▶ EXERCISE BRIEF: Write out all of the data without omission, exactly as shown.

▶ EXERCISE MATERIAL:
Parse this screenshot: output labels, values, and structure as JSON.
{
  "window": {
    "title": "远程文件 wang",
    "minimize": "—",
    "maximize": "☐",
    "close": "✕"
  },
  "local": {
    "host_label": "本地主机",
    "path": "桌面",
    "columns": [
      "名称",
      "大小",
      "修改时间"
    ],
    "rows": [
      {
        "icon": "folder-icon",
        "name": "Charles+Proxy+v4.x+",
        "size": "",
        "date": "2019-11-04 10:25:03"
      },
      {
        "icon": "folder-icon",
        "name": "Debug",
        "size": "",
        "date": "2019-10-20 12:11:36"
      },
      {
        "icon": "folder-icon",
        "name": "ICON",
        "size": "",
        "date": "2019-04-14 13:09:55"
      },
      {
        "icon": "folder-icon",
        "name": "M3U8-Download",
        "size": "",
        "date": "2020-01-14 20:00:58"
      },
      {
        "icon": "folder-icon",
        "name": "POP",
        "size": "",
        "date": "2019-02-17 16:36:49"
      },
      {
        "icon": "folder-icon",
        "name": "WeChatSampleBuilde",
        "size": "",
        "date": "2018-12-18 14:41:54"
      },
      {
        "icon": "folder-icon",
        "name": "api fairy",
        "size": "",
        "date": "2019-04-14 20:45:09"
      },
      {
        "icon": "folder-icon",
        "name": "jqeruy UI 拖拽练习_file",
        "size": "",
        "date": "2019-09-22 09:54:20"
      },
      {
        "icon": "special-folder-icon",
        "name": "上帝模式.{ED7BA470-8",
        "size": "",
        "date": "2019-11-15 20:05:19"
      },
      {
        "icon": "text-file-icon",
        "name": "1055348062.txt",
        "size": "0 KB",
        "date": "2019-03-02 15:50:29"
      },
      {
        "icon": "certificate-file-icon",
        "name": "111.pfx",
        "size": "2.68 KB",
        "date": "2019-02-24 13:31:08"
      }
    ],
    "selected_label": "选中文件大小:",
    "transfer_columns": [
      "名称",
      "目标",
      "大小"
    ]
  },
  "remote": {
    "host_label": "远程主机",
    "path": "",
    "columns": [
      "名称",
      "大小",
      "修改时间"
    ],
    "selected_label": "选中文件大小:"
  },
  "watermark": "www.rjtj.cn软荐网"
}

▶ SOLUTION TO THE EXERCISE:
Parse this screenshot: output labels, values, and structure as JSON.
{
  "window": {
    "title": "远程文件 wang",
    "minimize": "—",
    "maximize": "☐",
    "close": "✕"
  },
  "local": {
    "host_label": "本地主机",
    "path": "桌面",
    "columns": [
      "名称",
      "大小",
      "修改时间"
    ],
    "rows": [
      {
        "icon": "folder-icon",
        "name": "Charles+Proxy+v4.x+",
        "size": "",
        "date": "2019-11-04 10:25:03"
      },
      {
        "icon": "folder-icon",
        "name": "Debug",
        "size": "",
        "date": "2019-10-20 12:11:36"
      },
      {
        "icon": "folder-icon",
        "name": "ICON",
        "size": "",
        "date": "2019-04-14 13:09:55"
      },
      {
        "icon": "folder-icon",
        "name": "M3U8-Download",
        "size": "",
        "date": "2020-01-14 20:00:58"
      },
      {
        "icon": "folder-icon",
        "name": "POP",
        "size": "",
        "date": "2019-02-17 16:36:49"
      },
      {
        "icon": "folder-icon",
        "name": "WeChatSampleBuilde",
        "size": "",
        "date": "2018-12-18 14:41:54"
      },
      {
        "icon": "folder-icon",
        "name": "api fairy",
        "size": "",
        "date": "2019-04-14 20:45:09"
      },
      {
        "icon": "folder-icon",
        "name": "jqeruy UI 拖拽练习_file",
        "size": "",
        "date": "2019-09-22 09:54:20"
      },
      {
        "icon": "special-folder-icon",
        "name": "上帝模式.{ED7BA470-8",
        "size": "",
        "date": "2019-11-15 20:05:19"
      },
      {
        "icon": "text-file-icon",
        "name": "1055348062.txt",
        "size": "0 KB",
        "date": "2019-03-02 15:50:29"
      },
      {
        "icon": "certificate-file-icon",
        "name": "111.pfx",
        "size": "2.68 KB",
        "date": "2019-02-24 13:31:08"
      }
    ],
    "selected_label": "选中文件大小:",
    "transfer_columns": [
      "名称",
      "目标",
      "大小"
    ]
  },
  "remote": {
    "host_label": "远程主机",
    "path": "",
    "columns": [
      "名称",
      "大小",
      "修改时间"
    ],
    "selected_label": "选中文件大小:"
  },
  "watermark": "www.rjtj.cn软荐网"
}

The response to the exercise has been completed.